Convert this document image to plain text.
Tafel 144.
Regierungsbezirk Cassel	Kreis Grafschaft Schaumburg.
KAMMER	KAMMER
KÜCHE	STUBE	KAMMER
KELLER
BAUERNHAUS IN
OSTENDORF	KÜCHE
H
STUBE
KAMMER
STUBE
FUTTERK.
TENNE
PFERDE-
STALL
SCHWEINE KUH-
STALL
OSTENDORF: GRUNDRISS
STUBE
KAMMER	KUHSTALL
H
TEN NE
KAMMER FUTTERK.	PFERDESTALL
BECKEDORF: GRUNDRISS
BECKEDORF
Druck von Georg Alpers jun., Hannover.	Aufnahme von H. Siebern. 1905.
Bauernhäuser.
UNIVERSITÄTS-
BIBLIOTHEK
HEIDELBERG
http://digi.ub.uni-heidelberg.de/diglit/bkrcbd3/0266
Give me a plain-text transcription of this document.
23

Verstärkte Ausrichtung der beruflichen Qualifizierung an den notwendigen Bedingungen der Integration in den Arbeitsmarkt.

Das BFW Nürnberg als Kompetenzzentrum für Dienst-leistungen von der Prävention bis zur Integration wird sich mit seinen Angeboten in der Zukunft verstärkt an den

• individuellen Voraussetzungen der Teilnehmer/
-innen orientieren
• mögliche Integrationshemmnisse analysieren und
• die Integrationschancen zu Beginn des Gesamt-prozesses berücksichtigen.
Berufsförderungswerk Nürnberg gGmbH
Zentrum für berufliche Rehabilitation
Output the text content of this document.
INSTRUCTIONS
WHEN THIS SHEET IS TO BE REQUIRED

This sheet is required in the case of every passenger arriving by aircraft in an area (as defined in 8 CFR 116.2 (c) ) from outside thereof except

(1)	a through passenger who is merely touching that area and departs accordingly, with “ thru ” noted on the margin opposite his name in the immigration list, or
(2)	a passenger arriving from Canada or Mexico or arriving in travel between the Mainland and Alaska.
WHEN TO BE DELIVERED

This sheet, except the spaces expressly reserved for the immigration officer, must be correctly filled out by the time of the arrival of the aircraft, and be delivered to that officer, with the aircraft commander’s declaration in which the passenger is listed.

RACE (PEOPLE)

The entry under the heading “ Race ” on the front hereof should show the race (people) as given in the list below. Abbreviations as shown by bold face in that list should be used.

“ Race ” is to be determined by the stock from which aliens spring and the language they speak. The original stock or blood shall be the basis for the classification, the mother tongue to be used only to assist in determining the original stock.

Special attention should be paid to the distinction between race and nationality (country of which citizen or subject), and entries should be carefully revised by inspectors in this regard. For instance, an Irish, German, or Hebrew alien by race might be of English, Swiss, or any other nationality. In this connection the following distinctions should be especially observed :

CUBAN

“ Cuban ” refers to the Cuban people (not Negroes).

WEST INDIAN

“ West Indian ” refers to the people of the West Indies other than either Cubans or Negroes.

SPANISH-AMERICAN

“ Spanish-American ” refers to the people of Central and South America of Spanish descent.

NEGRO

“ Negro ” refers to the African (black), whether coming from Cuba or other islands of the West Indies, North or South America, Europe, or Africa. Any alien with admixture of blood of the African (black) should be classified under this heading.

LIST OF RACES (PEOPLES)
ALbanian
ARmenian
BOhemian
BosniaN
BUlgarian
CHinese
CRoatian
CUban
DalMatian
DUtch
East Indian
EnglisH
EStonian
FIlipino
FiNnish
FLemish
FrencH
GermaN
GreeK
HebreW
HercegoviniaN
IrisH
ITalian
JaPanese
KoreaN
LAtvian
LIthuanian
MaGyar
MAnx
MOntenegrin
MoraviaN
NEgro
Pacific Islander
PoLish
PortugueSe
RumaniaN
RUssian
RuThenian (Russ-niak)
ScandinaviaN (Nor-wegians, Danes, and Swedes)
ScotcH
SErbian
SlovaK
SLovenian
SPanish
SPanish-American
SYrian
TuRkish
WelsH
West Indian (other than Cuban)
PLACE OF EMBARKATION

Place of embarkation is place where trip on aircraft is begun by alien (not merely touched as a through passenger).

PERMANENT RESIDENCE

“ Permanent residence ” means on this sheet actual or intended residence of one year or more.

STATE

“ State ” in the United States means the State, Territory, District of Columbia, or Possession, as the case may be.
******************************
**The exercise:** From the records given above, copy all lines containing "between".

**Task answer:**
(2)	a passenger arriving from Canada or Mexico or arriving in travel between the Mainland and Alaska.
Special attention should be paid to the distinction between race and nationality (country of which citizen or subject), and entries should be carefully revised by inspectors in this regard. For instance, an Irish, German, or Hebrew alien by race might be of English, Swiss, or any other nationality. In this connection the following distinctions should be especially observed :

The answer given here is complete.